## Begin

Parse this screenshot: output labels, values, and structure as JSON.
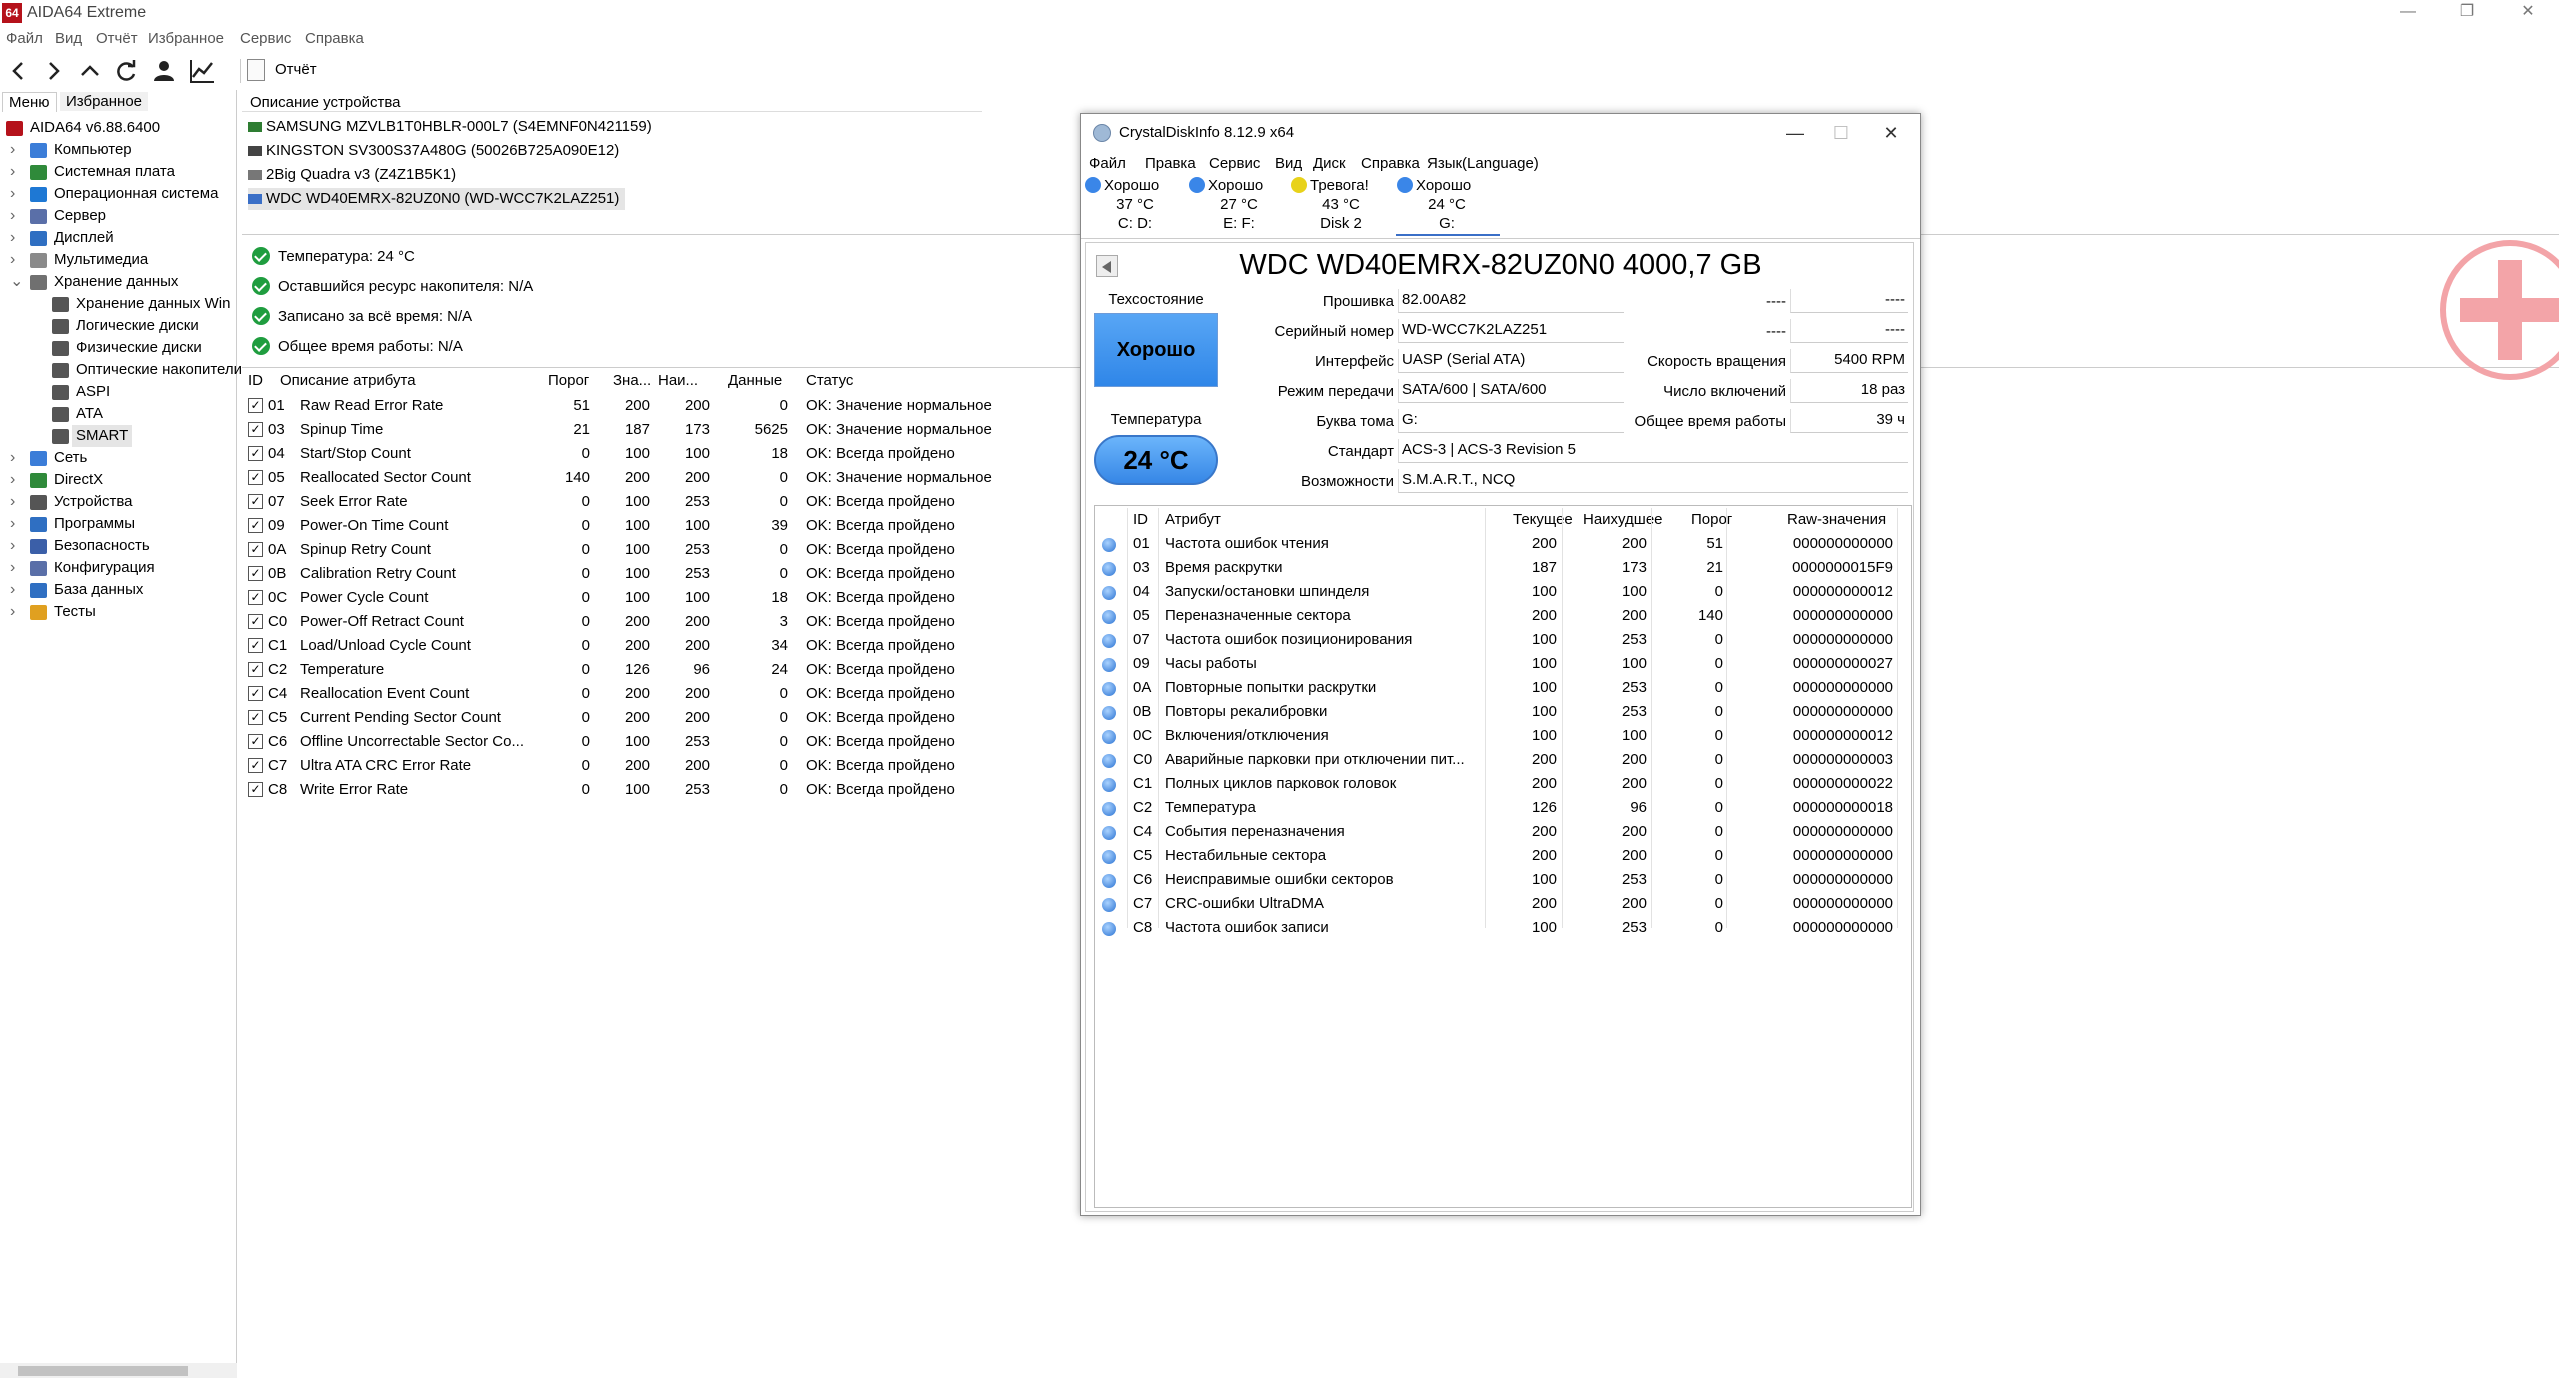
{
  "app": {
    "icon_text": "64",
    "title": "AIDA64 Extreme",
    "menu": [
      "Файл",
      "Вид",
      "Отчёт",
      "Избранное",
      "Сервис",
      "Справка"
    ],
    "toolbar_report": "Отчёт",
    "tabs": [
      "Меню",
      "Избранное"
    ]
  },
  "tree": [
    {
      "label": "AIDA64 v6.88.6400",
      "level": 0,
      "arrow": "",
      "icon": "aida-icon",
      "color": "#b5121b"
    },
    {
      "label": "Компьютер",
      "level": 1,
      "arrow": ">",
      "icon": "computer-icon",
      "color": "#3b7dd8"
    },
    {
      "label": "Системная плата",
      "level": 1,
      "arrow": ">",
      "icon": "motherboard-icon",
      "color": "#2f8a3a"
    },
    {
      "label": "Операционная система",
      "level": 1,
      "arrow": ">",
      "icon": "windows-icon",
      "color": "#1e78d4"
    },
    {
      "label": "Сервер",
      "level": 1,
      "arrow": ">",
      "icon": "server-icon",
      "color": "#5a6fa8"
    },
    {
      "label": "Дисплей",
      "level": 1,
      "arrow": ">",
      "icon": "display-icon",
      "color": "#2f6fc2"
    },
    {
      "label": "Мультимедиа",
      "level": 1,
      "arrow": ">",
      "icon": "multimedia-icon",
      "color": "#8a8a8a"
    },
    {
      "label": "Хранение данных",
      "level": 1,
      "arrow": "v",
      "icon": "storage-icon",
      "color": "#707070"
    },
    {
      "label": "Хранение данных Win",
      "level": 2,
      "arrow": "",
      "icon": "storage-win-icon",
      "color": "#555"
    },
    {
      "label": "Логические диски",
      "level": 2,
      "arrow": "",
      "icon": "logical-disk-icon",
      "color": "#555"
    },
    {
      "label": "Физические диски",
      "level": 2,
      "arrow": "",
      "icon": "physical-disk-icon",
      "color": "#555"
    },
    {
      "label": "Оптические накопители",
      "level": 2,
      "arrow": "",
      "icon": "optical-drive-icon",
      "color": "#555"
    },
    {
      "label": "ASPI",
      "level": 2,
      "arrow": "",
      "icon": "aspi-icon",
      "color": "#555"
    },
    {
      "label": "ATA",
      "level": 2,
      "arrow": "",
      "icon": "ata-icon",
      "color": "#555"
    },
    {
      "label": "SMART",
      "level": 2,
      "arrow": "",
      "icon": "smart-icon",
      "color": "#555",
      "selected": true
    },
    {
      "label": "Сеть",
      "level": 1,
      "arrow": ">",
      "icon": "network-icon",
      "color": "#3b7dd8"
    },
    {
      "label": "DirectX",
      "level": 1,
      "arrow": ">",
      "icon": "directx-icon",
      "color": "#2f8a3a"
    },
    {
      "label": "Устройства",
      "level": 1,
      "arrow": ">",
      "icon": "devices-icon",
      "color": "#555"
    },
    {
      "label": "Программы",
      "level": 1,
      "arrow": ">",
      "icon": "programs-icon",
      "color": "#2f6fc2"
    },
    {
      "label": "Безопасность",
      "level": 1,
      "arrow": ">",
      "icon": "security-icon",
      "color": "#3b5fa8"
    },
    {
      "label": "Конфигурация",
      "level": 1,
      "arrow": ">",
      "icon": "configuration-icon",
      "color": "#5a6fa8"
    },
    {
      "label": "База данных",
      "level": 1,
      "arrow": ">",
      "icon": "database-icon",
      "color": "#2f6fc2"
    },
    {
      "label": "Тесты",
      "level": 1,
      "arrow": ">",
      "icon": "tests-icon",
      "color": "#e0a020"
    }
  ],
  "devices": {
    "header": "Описание устройства",
    "items": [
      "SAMSUNG MZVLB1T0HBLR-000L7 (S4EMNF0N421159)",
      "KINGSTON SV300S37A480G (50026B725A090E12)",
      "2Big Quadra v3 (Z4Z1B5K1)",
      "WDC WD40EMRX-82UZ0N0 (WD-WCC7K2LAZ251)"
    ]
  },
  "status": [
    "Температура: 24 °C",
    "Оставшийся ресурс накопителя: N/A",
    "Записано за всё время: N/A",
    "Общее время работы: N/A"
  ],
  "smart": {
    "headers": [
      "ID",
      "Описание атрибута",
      "Порог",
      "Зна...",
      "Наи...",
      "Данные",
      "Статус"
    ],
    "rows": [
      [
        "01",
        "Raw Read Error Rate",
        "51",
        "200",
        "200",
        "0",
        "OK: Значение нормальное"
      ],
      [
        "03",
        "Spinup Time",
        "21",
        "187",
        "173",
        "5625",
        "OK: Значение нормальное"
      ],
      [
        "04",
        "Start/Stop Count",
        "0",
        "100",
        "100",
        "18",
        "OK: Всегда пройдено"
      ],
      [
        "05",
        "Reallocated Sector Count",
        "140",
        "200",
        "200",
        "0",
        "OK: Значение нормальное"
      ],
      [
        "07",
        "Seek Error Rate",
        "0",
        "100",
        "253",
        "0",
        "OK: Всегда пройдено"
      ],
      [
        "09",
        "Power-On Time Count",
        "0",
        "100",
        "100",
        "39",
        "OK: Всегда пройдено"
      ],
      [
        "0A",
        "Spinup Retry Count",
        "0",
        "100",
        "253",
        "0",
        "OK: Всегда пройдено"
      ],
      [
        "0B",
        "Calibration Retry Count",
        "0",
        "100",
        "253",
        "0",
        "OK: Всегда пройдено"
      ],
      [
        "0C",
        "Power Cycle Count",
        "0",
        "100",
        "100",
        "18",
        "OK: Всегда пройдено"
      ],
      [
        "C0",
        "Power-Off Retract Count",
        "0",
        "200",
        "200",
        "3",
        "OK: Всегда пройдено"
      ],
      [
        "C1",
        "Load/Unload Cycle Count",
        "0",
        "200",
        "200",
        "34",
        "OK: Всегда пройдено"
      ],
      [
        "C2",
        "Temperature",
        "0",
        "126",
        "96",
        "24",
        "OK: Всегда пройдено"
      ],
      [
        "C4",
        "Reallocation Event Count",
        "0",
        "200",
        "200",
        "0",
        "OK: Всегда пройдено"
      ],
      [
        "C5",
        "Current Pending Sector Count",
        "0",
        "200",
        "200",
        "0",
        "OK: Всегда пройдено"
      ],
      [
        "C6",
        "Offline Uncorrectable Sector Co...",
        "0",
        "100",
        "253",
        "0",
        "OK: Всегда пройдено"
      ],
      [
        "C7",
        "Ultra ATA CRC Error Rate",
        "0",
        "200",
        "200",
        "0",
        "OK: Всегда пройдено"
      ],
      [
        "C8",
        "Write Error Rate",
        "0",
        "100",
        "253",
        "0",
        "OK: Всегда пройдено"
      ]
    ]
  },
  "cdi": {
    "title": "CrystalDiskInfo 8.12.9 x64",
    "menu": [
      "Файл",
      "Правка",
      "Сервис",
      "Вид",
      "Диск",
      "Справка",
      "Язык(Language)"
    ],
    "disks": [
      {
        "status": "Хорошо",
        "temp": "37 °C",
        "drive": "C: D:",
        "color": "#3a86e8"
      },
      {
        "status": "Хорошо",
        "temp": "27 °C",
        "drive": "E: F:",
        "color": "#3a86e8"
      },
      {
        "status": "Тревога!",
        "temp": "43 °C",
        "drive": "Disk 2",
        "color": "#e8d21a"
      },
      {
        "status": "Хорошо",
        "temp": "24 °C",
        "drive": "G:",
        "color": "#3a86e8"
      }
    ],
    "disk_name": "WDC WD40EMRX-82UZ0N0 4000,7 GB",
    "health_label": "Техсостояние",
    "health_value": "Хорошо",
    "temp_label": "Температура",
    "temp_value": "24 °C",
    "fields": {
      "firmware_label": "Прошивка",
      "firmware": "82.00A82",
      "serial_label": "Серийный номер",
      "serial": "WD-WCC7K2LAZ251",
      "interface_label": "Интерфейс",
      "interface": "UASP (Serial ATA)",
      "transfer_label": "Режим передачи",
      "transfer": "SATA/600 | SATA/600",
      "letter_label": "Буква тома",
      "letter": "G:",
      "standard_label": "Стандарт",
      "standard": "ACS-3 | ACS-3 Revision 5",
      "features_label": "Возможности",
      "features": "S.M.A.R.T., NCQ",
      "blank1_label": "----",
      "blank1": "----",
      "blank2_label": "----",
      "blank2": "----",
      "rpm_label": "Скорость вращения",
      "rpm": "5400 RPM",
      "power_count_label": "Число включений",
      "power_count": "18 раз",
      "power_hours_label": "Общее время работы",
      "power_hours": "39 ч"
    },
    "attr_headers": [
      "ID",
      "Атрибут",
      "Текущее",
      "Наихудшее",
      "Порог",
      "Raw-значения"
    ],
    "attrs": [
      [
        "01",
        "Частота ошибок чтения",
        "200",
        "200",
        "51",
        "000000000000"
      ],
      [
        "03",
        "Время раскрутки",
        "187",
        "173",
        "21",
        "0000000015F9"
      ],
      [
        "04",
        "Запуски/остановки шпинделя",
        "100",
        "100",
        "0",
        "000000000012"
      ],
      [
        "05",
        "Переназначенные сектора",
        "200",
        "200",
        "140",
        "000000000000"
      ],
      [
        "07",
        "Частота ошибок позиционирования",
        "100",
        "253",
        "0",
        "000000000000"
      ],
      [
        "09",
        "Часы работы",
        "100",
        "100",
        "0",
        "000000000027"
      ],
      [
        "0A",
        "Повторные попытки раскрутки",
        "100",
        "253",
        "0",
        "000000000000"
      ],
      [
        "0B",
        "Повторы рекалибровки",
        "100",
        "253",
        "0",
        "000000000000"
      ],
      [
        "0C",
        "Включения/отключения",
        "100",
        "100",
        "0",
        "000000000012"
      ],
      [
        "C0",
        "Аварийные парковки при отключении пит...",
        "200",
        "200",
        "0",
        "000000000003"
      ],
      [
        "C1",
        "Полных циклов парковок головок",
        "200",
        "200",
        "0",
        "000000000022"
      ],
      [
        "C2",
        "Температура",
        "126",
        "96",
        "0",
        "000000000018"
      ],
      [
        "C4",
        "События переназначения",
        "200",
        "200",
        "0",
        "000000000000"
      ],
      [
        "C5",
        "Нестабильные сектора",
        "200",
        "200",
        "0",
        "000000000000"
      ],
      [
        "C6",
        "Неисправимые ошибки секторов",
        "100",
        "253",
        "0",
        "000000000000"
      ],
      [
        "C7",
        "CRC-ошибки UltraDMA",
        "200",
        "200",
        "0",
        "000000000000"
      ],
      [
        "C8",
        "Частота ошибок записи",
        "100",
        "253",
        "0",
        "000000000000"
      ]
    ]
  }
}
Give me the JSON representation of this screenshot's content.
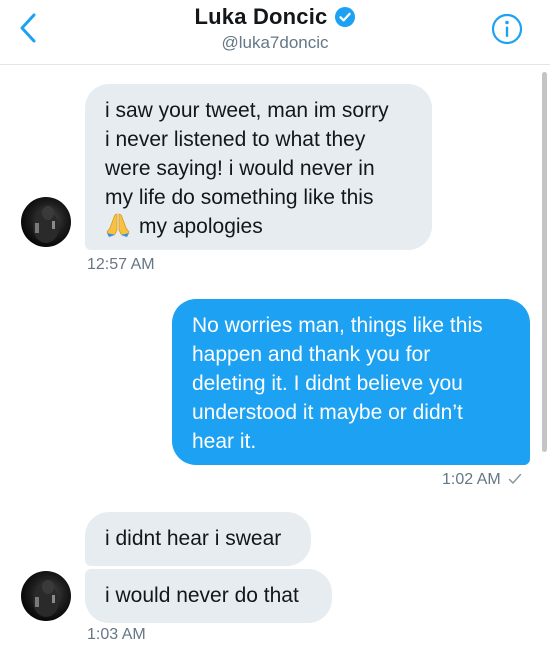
{
  "header": {
    "name": "Luka Doncic",
    "handle": "@luka7doncic",
    "back_icon": "chevron-left-icon",
    "verified_icon": "verified-badge-icon",
    "info_icon": "info-icon",
    "accent_color": "#1da1f2"
  },
  "messages": [
    {
      "direction": "received",
      "lines": [
        "i saw your tweet, man im sorry",
        "i never listened to what they",
        "were saying! i would never in",
        "my life do something like this",
        "my apologies"
      ],
      "emoji": "🙏",
      "time": "12:57 AM"
    },
    {
      "direction": "sent",
      "lines": [
        "No worries man, things like this",
        "happen and thank you for",
        "deleting it. I didnt believe you",
        "understood it maybe or didn’t",
        "hear it."
      ],
      "time": "1:02 AM",
      "status_icon": "checkmark-icon"
    },
    {
      "direction": "received",
      "lines": [
        "i didnt hear i swear"
      ]
    },
    {
      "direction": "received",
      "lines": [
        "i would never do that"
      ],
      "time": "1:03 AM"
    }
  ]
}
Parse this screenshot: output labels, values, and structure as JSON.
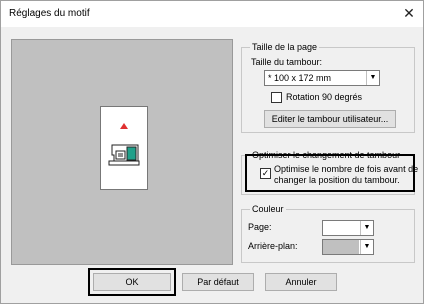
{
  "window": {
    "title": "Réglages du motif",
    "close_glyph": "✕"
  },
  "page_size": {
    "legend": "Taille de la page",
    "hoop_label": "Taille du tambour:",
    "hoop_value": "* 100 x 172 mm",
    "rotation_label": "Rotation 90 degrés",
    "rotation_checked": false,
    "edit_hoop_button": "Editer le tambour utilisateur..."
  },
  "hoop_change": {
    "legend": "Optimiser le changement de tambour",
    "optimize_label_line1": "Optimise le nombre de fois avant de",
    "optimize_label_line2": "changer la position du tambour.",
    "optimize_checked": true,
    "check_glyph": "✓"
  },
  "color": {
    "legend": "Couleur",
    "page_label": "Page:",
    "page_color": "#ffffff",
    "background_label": "Arrière-plan:",
    "background_color": "#c0c0c0"
  },
  "buttons": {
    "ok": "OK",
    "default": "Par défaut",
    "cancel": "Annuler"
  },
  "dropdown_glyph": "▼",
  "colors": {
    "hoop_marker": "#e03030",
    "machine_accent": "#21a08a"
  }
}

## End

→ **Stated task**: Within the listing above, copy each line that has the string "Error".

→ **Full solution**:
        "Raw Read Error Rate",
        "Seek Error Rate",
        "Ultra ATA CRC Error Rate",
        "Write Error Rate",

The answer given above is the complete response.